Dataset entries:
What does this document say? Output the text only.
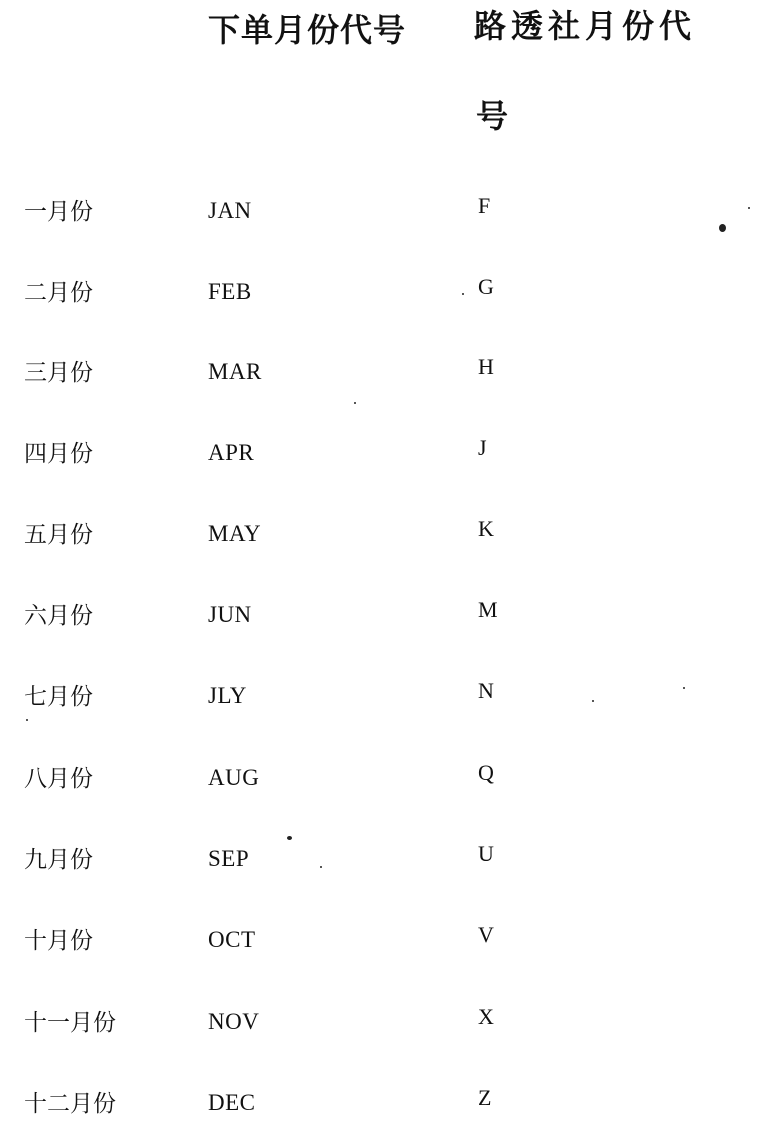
下单月份代号 路透社月份代
号
一月份	JAN	F
二月份	FEB	G
三月份	MAR	H
四月份	APR	J
五月份	MAY	K
六月份	JUN	M
七月份	JLY	N
八月份	AUG	Q
九月份	SEP	U
十月份	OCT	V
十一月份	NOV	X
十二月份	DEC	Z
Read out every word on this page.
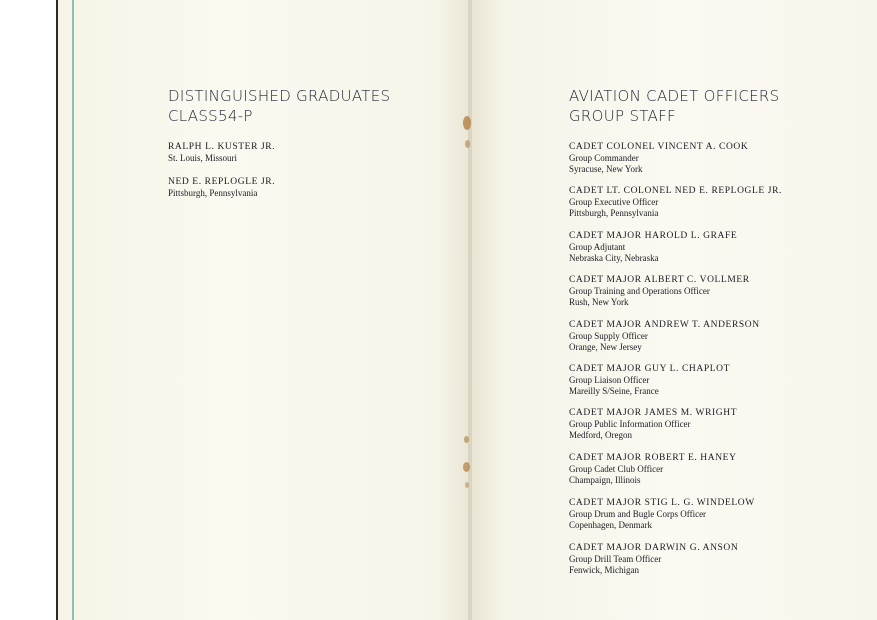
DISTINGUISHED GRADUATES
CLASS54-P
RALPH L. KUSTER JR.
St. Louis, Missouri
NED E. REPLOGLE JR.
Pittsburgh, Pennsylvania
AVIATION CADET OFFICERS
GROUP STAFF
CADET COLONEL VINCENT A. COOK
Group Commander
Syracuse, New York
CADET LT. COLONEL NED E. REPLOGLE JR.
Group Executive Officer
Pittsburgh, Pennsylvania
CADET MAJOR HAROLD L. GRAFE
Group Adjutant
Nebraska City, Nebraska
CADET MAJOR ALBERT C. VOLLMER
Group Training and Operations Officer
Rush, New York
CADET MAJOR ANDREW T. ANDERSON
Group Supply Officer
Orange, New Jersey
CADET MAJOR GUY L. CHAPLOT
Group Liaison Officer
Mareilly S/Seine, France
CADET MAJOR JAMES M. WRIGHT
Group Public Information Officer
Medford, Oregon
CADET MAJOR ROBERT E. HANEY
Group Cadet Club Officer
Champaign, Illinois
CADET MAJOR STIG L. G. WINDELOW
Group Drum and Bugle Corps Officer
Copenhagen, Denmark
CADET MAJOR DARWIN G. ANSON
Group Drill Team Officer
Fenwick, Michigan
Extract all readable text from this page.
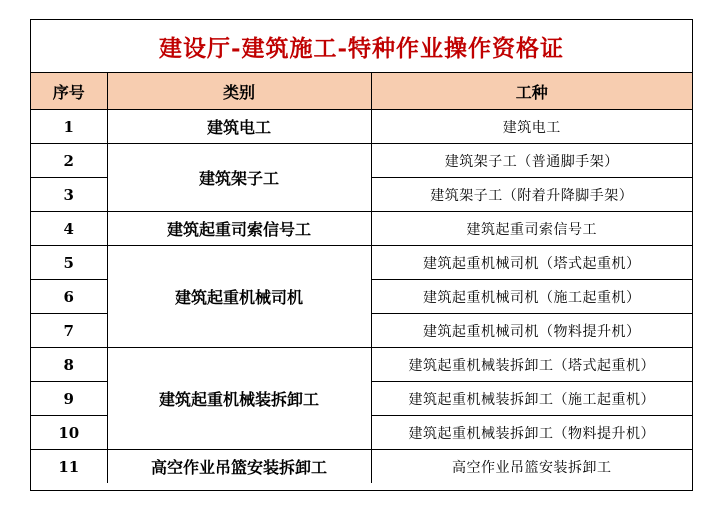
建设厅-建筑施工-特种作业操作资格证
序号	类别	工种
1	建筑电工	建筑电工
2	建筑架子工	建筑架子工（普通脚手架）
3		建筑架子工（附着升降脚手架）
4	建筑起重司索信号工	建筑起重司索信号工
5	建筑起重机械司机	建筑起重机械司机（塔式起重机）
6		建筑起重机械司机（施工起重机）
7		建筑起重机械司机（物料提升机）
8	建筑起重机械装拆卸工	建筑起重机械装拆卸工（塔式起重机）
9		建筑起重机械装拆卸工（施工起重机）
10		建筑起重机械装拆卸工（物料提升机）
11	高空作业吊篮安装拆卸工	高空作业吊篮安装拆卸工
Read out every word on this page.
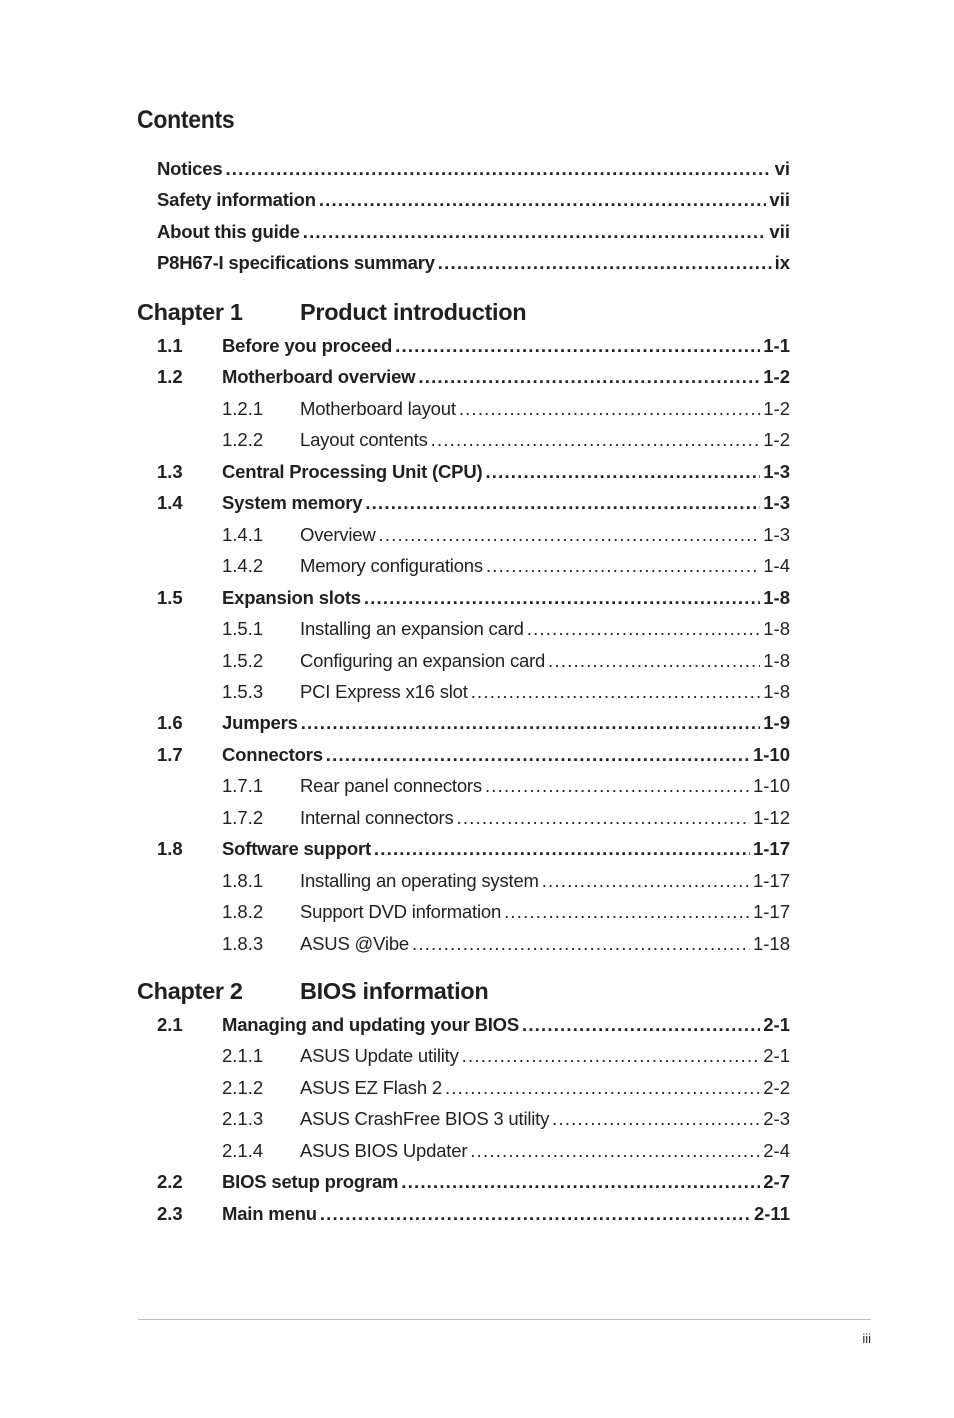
Contents
Notices .....	vi
Safety information .....	vii
About this guide .....	vii
P8H67-I specifications summary .....	ix
Chapter 1	Product introduction
1.1	Before you proceed .....	1-1
1.2	Motherboard overview .....	1-2
1.2.1	Motherboard layout .....	1-2
1.2.2	Layout contents .....	1-2
1.3	Central Processing Unit (CPU) .....	1-3
1.4	System memory .....	1-3
1.4.1	Overview .....	1-3
1.4.2	Memory configurations .....	1-4
1.5	Expansion slots .....	1-8
1.5.1	Installing an expansion card .....	1-8
1.5.2	Configuring an expansion card .....	1-8
1.5.3	PCI Express x16 slot .....	1-8
1.6	Jumpers .....	1-9
1.7	Connectors .....	1-10
1.7.1	Rear panel connectors .....	1-10
1.7.2	Internal connectors .....	1-12
1.8	Software support .....	1-17
1.8.1	Installing an operating system .....	1-17
1.8.2	Support DVD information .....	1-17
1.8.3	ASUS @Vibe .....	1-18
Chapter 2	BIOS information
2.1	Managing and updating your BIOS .....	2-1
2.1.1	ASUS Update utility .....	2-1
2.1.2	ASUS EZ Flash 2 .....	2-2
2.1.3	ASUS CrashFree BIOS 3 utility .....	2-3
2.1.4	ASUS BIOS Updater .....	2-4
2.2	BIOS setup program .....	2-7
2.3	Main menu .....	2-11
iii
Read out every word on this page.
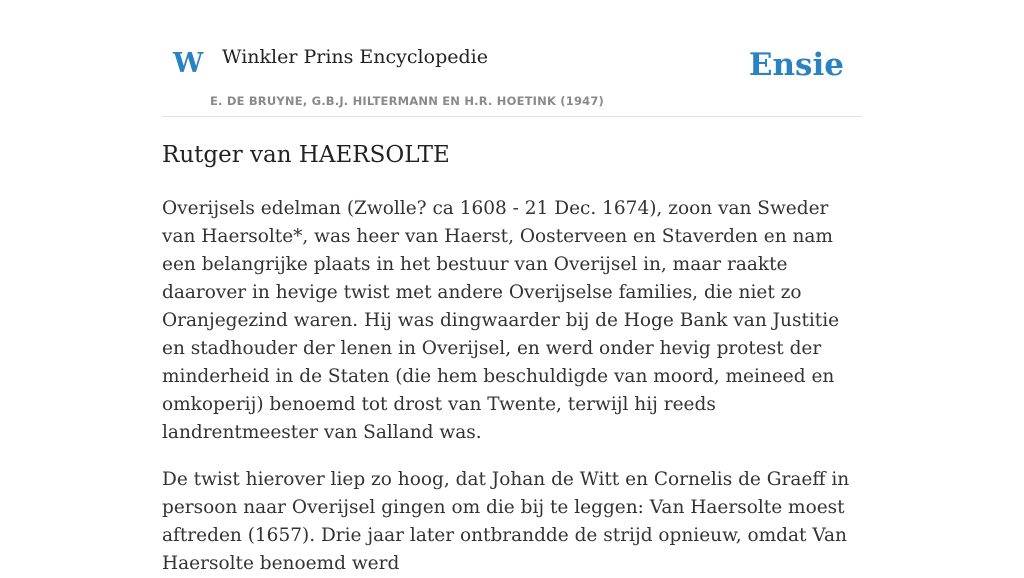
W Winkler Prins Encyclopedie
E. DE BRUYNE, G.B.J. HILTERMANN EN H.R. HOETINK (1947)
Ensie
Rutger van HAERSOLTE

Overijsels edelman (Zwolle? ca 1608 - 21 Dec. 1674), zoon van Sweder van Haersolte*, was heer van Haerst, Oosterveen en Staverden en nam een belangrijke plaats in het bestuur van Overijsel in, maar raakte daarover in hevige twist met andere Overijselse families, die niet zo Oranjegezind waren. Hij was dingwaarder bij de Hoge Bank van Justitie en stadhouder der lenen in Overijsel, en werd onder hevig protest der minderheid in de Staten (die hem beschuldigde van moord, meineed en omkoperij) benoemd tot drost van Twente, terwijl hij reeds landrentmeester van Salland was.

De twist hierover liep zo hoog, dat Johan de Witt en Cornelis de Graeff in persoon naar Overijsel gingen om die bij te leggen: Van Haersolte moest aftreden (1657). Drie jaar later ontbrandde de strijd opnieuw, omdat Van Haersolte benoemd werd
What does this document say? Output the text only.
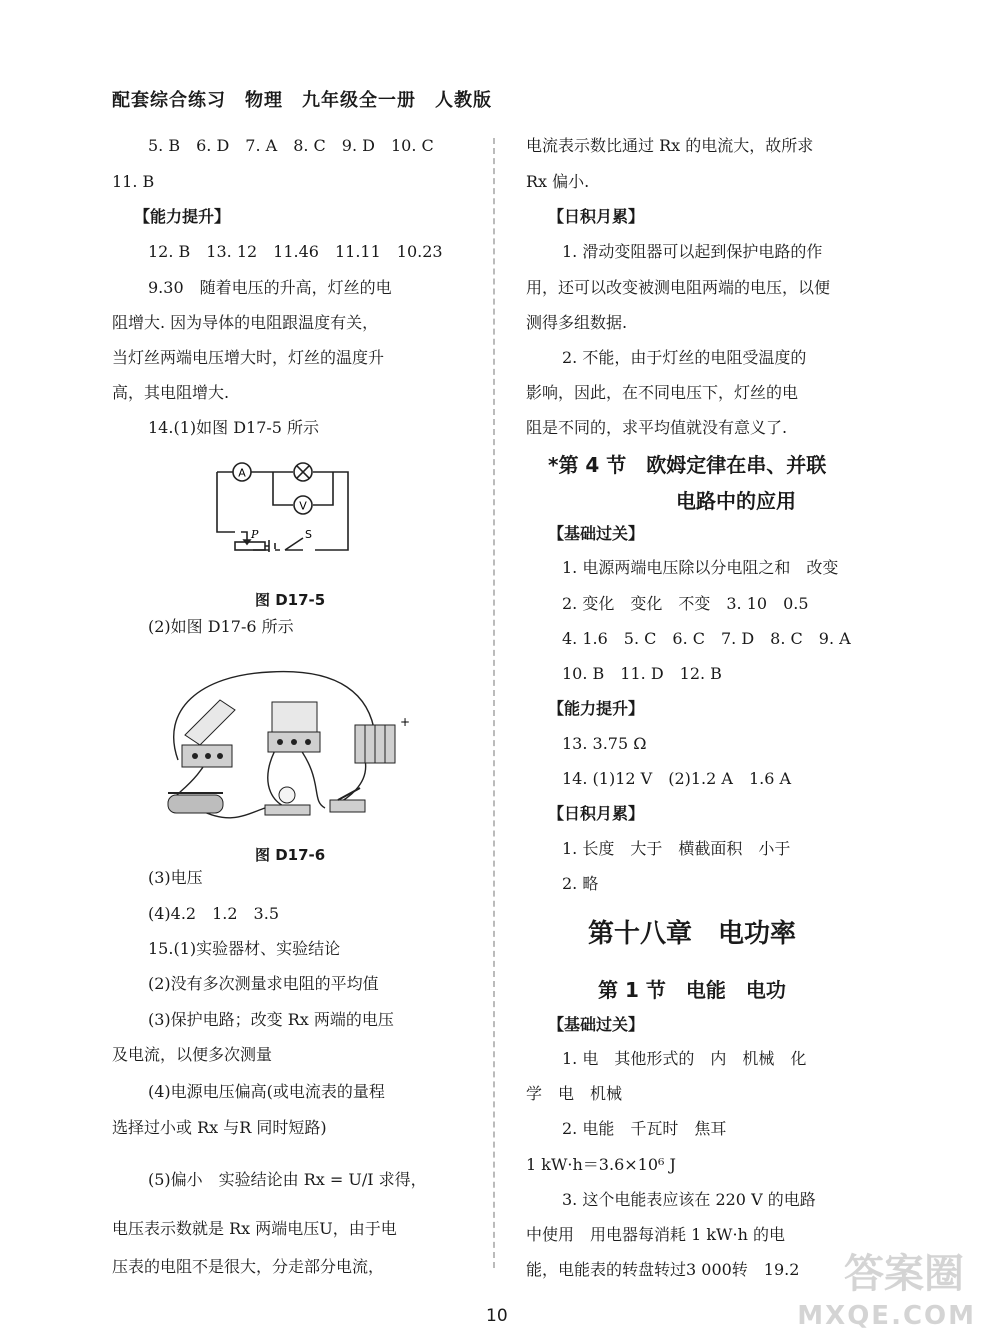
配套综合练习　物理　九年级全一册　人教版
5. B　6. D　7. A　8. C　9. D　10. C
11. B
【能力提升】
12. B　13. 12　11.46　11.11　10.23
9.30　随着电压的升高，灯丝的电
阻增大. 因为导体的电阻跟温度有关，
当灯丝两端电压增大时，灯丝的温度升
高，其电阻增大.
14.(1)如图 D17-5 所示
A
V
P	S
图 D17-5
(2)如图 D17-6 所示
+
图 D17-6
(3)电压
(4)4.2　1.2　3.5
15.(1)实验器材、实验结论
(2)没有多次测量求电阻的平均值
(3)保护电路；改变 Rx 两端的电压
及电流，以便多次测量
(4)电源电压偏高(或电流表的量程
选择过小或 Rx 与R 同时短路)
(5)偏小　实验结论由 Rx = U/I 求得，
电压表示数就是 Rx 两端电压U，由于电
压表的电阻不是很大，分走部分电流，
电流表示数比通过 Rx 的电流大，故所求
Rx 偏小.
【日积月累】
1. 滑动变阻器可以起到保护电路的作
用，还可以改变被测电阻两端的电压，以便
测得多组数据.
2. 不能，由于灯丝的电阻受温度的
影响，因此，在不同电压下，灯丝的电
阻是不同的，求平均值就没有意义了.
*第 4 节　欧姆定律在串、并联
电路中的应用
【基础过关】
1. 电源两端电压除以分电阻之和　改变
2. 变化　变化　不变　3. 10　0.5
4. 1.6　5. C　6. C　7. D　8. C　9. A
10. B　11. D　12. B
【能力提升】
13. 3.75 Ω
14. (1)12 V　(2)1.2 A　1.6 A
【日积月累】
1. 长度　大于　横截面积　小于
2. 略
第十八章　电功率
第 1 节　电能　电功
【基础过关】
1. 电　其他形式的　内　机械　化
学　电　机械
2. 电能　千瓦时　焦耳
1 kW·h＝3.6×10⁶ J
3. 这个电能表应该在 220 V 的电路
中使用　用电器每消耗 1 kW·h 的电
能，电能表的转盘转过3 000转　19.2
10
答案圈
MXQE.COM
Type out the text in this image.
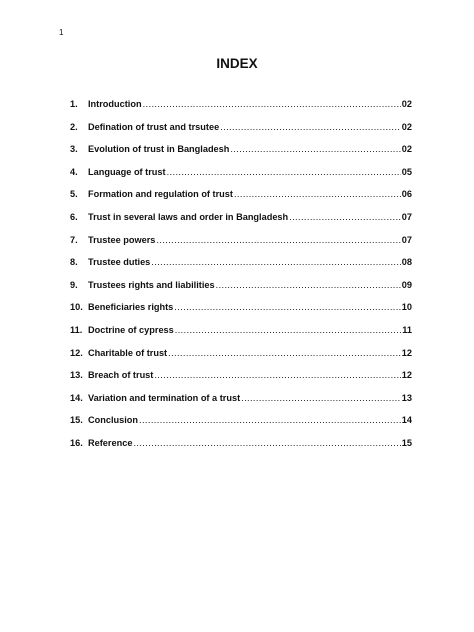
1
INDEX
1.	Introduction .....	02
2.	Defination of trust and trsutee .....	02
3.	Evolution of trust in Bangladesh .....	02
4.	Language of trust .....	05
5.	Formation and regulation of trust .....	06
6.	Trust in several laws and order in Bangladesh .....	07
7.	Trustee powers .....	07
8.	Trustee duties .....	08
9.	Trustees rights and liabilities .....	09
10. Beneficiaries rights .....	10
11. Doctrine of cypress .....	11
12. Charitable of trust .....	12
13. Breach of trust .....	12
14. Variation and termination of a trust .....	13
15. Conclusion .....	14
16. Reference .....	15
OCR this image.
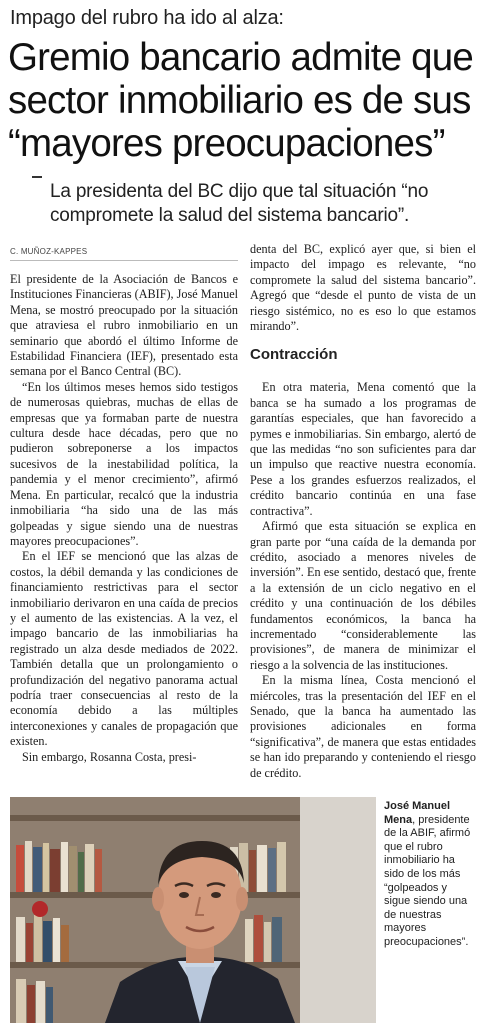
Impago del rubro ha ido al alza:
Gremio bancario admite que sector inmobiliario es de sus “mayores preocupaciones”
La presidenta del BC dijo que tal situación “no compromete la salud del sistema bancario”.
C. MUÑOZ-KAPPES

El presidente de la Asociación de Bancos e Instituciones Financieras (ABIF), José Manuel Mena, se mostró preocupado por la situación que atraviesa el rubro inmobiliario en un seminario que abordó el último Informe de Estabilidad Financiera (IEF), presentado esta semana por el Banco Central (BC).

“En los últimos meses hemos sido testigos de numerosas quiebras, muchas de ellas de empresas que ya formaban parte de nuestra cultura desde hace décadas, pero que no pudieron sobreponerse a los impactos sucesivos de la inestabilidad política, la pandemia y el menor crecimiento”, afirmó Mena. En particular, recalcó que la industria inmobiliaria “ha sido una de las más golpeadas y sigue siendo una de nuestras mayores preocupaciones”.

En el IEF se mencionó que las alzas de costos, la débil demanda y las condiciones de financiamiento restrictivas para el sector inmobiliario derivaron en una caída de precios y el aumento de las existencias. A la vez, el impago bancario de las inmobiliarias ha registrado un alza desde mediados de 2022. También detalla que un prolongamiento o profundización del negativo panorama actual podría traer consecuencias al resto de la economía debido a las múltiples interconexiones y canales de propagación que existen.

Sin embargo, Rosanna Costa, presi-

denta del BC, explicó ayer que, si bien el impacto del impago es relevante, “no compromete la salud del sistema bancario”. Agregó que “desde el punto de vista de un riesgo sistémico, no es eso lo que estamos mirando”.

Contracción

En otra materia, Mena comentó que la banca se ha sumado a los programas de garantías especiales, que han favorecido a pymes e inmobiliarias. Sin embargo, alertó de que las medidas “no son suficientes para dar un impulso que reactive nuestra economía. Pese a los grandes esfuerzos realizados, el crédito bancario continúa en una fase contractiva”.

Afirmó que esta situación se explica en gran parte por “una caída de la demanda por crédito, asociado a menores niveles de inversión”. En ese sentido, destacó que, frente a la extensión de un ciclo negativo en el crédito y una continuación de los débiles fundamentos económicos, la banca ha incrementado “considerablemente las provisiones”, de manera de minimizar el riesgo a la solvencia de las instituciones.

En la misma línea, Costa mencionó el miércoles, tras la presentación del IEF en el Senado, que la banca ha aumentado las provisiones adicionales en forma “significativa”, de manera que estas entidades se han ido preparando y conteniendo el riesgo de crédito.

José Manuel Mena, presidente de la ABIF, afirmó que el rubro inmobiliario ha sido de los más “golpeados y sigue siendo una de nuestras mayores preocupaciones”.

== Instructions for the task ==
Show every line in the records above that contains the word "MAJOR".

== Completed task ==
CADET MAJOR HAROLD L. GRAFE
CADET MAJOR ALBERT C. VOLLMER
CADET MAJOR ANDREW T. ANDERSON
CADET MAJOR GUY L. CHAPLOT
CADET MAJOR JAMES M. WRIGHT
CADET MAJOR ROBERT E. HANEY
CADET MAJOR STIG L. G. WINDELOW
CADET MAJOR DARWIN G. ANSON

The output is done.